Extracted records:

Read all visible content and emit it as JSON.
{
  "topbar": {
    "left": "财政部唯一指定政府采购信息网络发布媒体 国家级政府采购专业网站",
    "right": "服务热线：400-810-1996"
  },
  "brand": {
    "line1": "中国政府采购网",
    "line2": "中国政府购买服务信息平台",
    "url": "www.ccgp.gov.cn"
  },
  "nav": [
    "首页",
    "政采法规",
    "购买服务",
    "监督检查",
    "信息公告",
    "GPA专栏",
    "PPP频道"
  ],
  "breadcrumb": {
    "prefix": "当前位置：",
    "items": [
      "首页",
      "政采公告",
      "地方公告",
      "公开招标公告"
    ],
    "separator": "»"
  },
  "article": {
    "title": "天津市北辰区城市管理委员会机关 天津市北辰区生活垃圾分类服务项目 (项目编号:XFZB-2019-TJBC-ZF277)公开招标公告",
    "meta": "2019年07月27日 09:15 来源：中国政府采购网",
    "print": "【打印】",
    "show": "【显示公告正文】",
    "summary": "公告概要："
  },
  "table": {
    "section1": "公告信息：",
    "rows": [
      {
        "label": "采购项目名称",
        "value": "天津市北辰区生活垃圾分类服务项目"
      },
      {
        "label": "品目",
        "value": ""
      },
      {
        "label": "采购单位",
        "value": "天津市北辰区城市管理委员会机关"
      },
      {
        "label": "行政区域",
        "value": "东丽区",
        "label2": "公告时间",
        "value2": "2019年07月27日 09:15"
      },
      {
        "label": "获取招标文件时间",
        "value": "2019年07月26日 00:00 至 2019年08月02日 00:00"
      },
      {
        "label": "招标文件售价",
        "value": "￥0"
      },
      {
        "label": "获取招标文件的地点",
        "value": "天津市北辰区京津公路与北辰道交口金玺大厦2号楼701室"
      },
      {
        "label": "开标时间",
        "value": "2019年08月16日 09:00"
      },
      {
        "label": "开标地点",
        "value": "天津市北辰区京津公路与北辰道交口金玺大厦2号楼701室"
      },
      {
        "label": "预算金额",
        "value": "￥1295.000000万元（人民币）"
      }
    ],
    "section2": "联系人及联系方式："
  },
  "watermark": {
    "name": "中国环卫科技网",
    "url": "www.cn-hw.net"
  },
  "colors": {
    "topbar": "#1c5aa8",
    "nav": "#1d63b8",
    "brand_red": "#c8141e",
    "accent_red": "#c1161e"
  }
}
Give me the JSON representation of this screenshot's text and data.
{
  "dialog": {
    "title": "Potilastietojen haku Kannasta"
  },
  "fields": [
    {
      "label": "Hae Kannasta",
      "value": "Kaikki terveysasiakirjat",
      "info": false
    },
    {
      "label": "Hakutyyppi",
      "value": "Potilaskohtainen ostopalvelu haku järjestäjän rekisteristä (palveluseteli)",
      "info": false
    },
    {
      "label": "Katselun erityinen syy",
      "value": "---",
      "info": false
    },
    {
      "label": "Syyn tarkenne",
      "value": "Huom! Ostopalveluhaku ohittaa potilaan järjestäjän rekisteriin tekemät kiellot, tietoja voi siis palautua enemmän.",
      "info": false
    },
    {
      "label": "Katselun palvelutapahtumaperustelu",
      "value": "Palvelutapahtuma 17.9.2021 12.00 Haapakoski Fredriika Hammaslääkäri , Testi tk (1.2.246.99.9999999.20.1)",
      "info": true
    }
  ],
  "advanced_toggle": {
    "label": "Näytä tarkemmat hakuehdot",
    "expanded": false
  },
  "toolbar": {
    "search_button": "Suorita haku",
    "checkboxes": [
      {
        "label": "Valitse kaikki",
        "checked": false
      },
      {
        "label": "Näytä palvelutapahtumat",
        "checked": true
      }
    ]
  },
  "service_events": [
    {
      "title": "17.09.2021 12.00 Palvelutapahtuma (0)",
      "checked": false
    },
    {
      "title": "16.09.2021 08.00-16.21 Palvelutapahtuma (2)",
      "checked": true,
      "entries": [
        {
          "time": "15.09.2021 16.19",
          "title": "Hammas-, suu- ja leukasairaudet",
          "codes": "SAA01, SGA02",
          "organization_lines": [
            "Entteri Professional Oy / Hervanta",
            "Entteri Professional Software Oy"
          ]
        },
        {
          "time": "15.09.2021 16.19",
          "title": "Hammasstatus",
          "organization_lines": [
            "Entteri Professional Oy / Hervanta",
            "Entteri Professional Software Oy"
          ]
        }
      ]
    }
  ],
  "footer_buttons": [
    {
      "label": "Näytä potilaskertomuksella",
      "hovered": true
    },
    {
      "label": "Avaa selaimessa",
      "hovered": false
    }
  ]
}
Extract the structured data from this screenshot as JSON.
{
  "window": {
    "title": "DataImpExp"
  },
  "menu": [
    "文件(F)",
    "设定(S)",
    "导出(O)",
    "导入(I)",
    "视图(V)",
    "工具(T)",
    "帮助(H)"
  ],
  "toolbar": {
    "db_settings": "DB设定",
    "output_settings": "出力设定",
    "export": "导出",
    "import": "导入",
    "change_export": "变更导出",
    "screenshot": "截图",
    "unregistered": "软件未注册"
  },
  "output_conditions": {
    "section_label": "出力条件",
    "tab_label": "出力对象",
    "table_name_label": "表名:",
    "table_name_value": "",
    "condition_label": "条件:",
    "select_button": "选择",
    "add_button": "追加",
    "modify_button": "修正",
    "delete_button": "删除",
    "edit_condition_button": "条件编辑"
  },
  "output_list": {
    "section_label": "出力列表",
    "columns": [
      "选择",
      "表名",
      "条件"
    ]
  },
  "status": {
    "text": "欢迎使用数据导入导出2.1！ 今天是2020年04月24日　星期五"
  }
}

DIRECTIONS: Locate the lines above that contain "checked" and copy them.

TASK RESPONSE:
        "checked": false
        "checked": true
      "checked": false
      "checked": true,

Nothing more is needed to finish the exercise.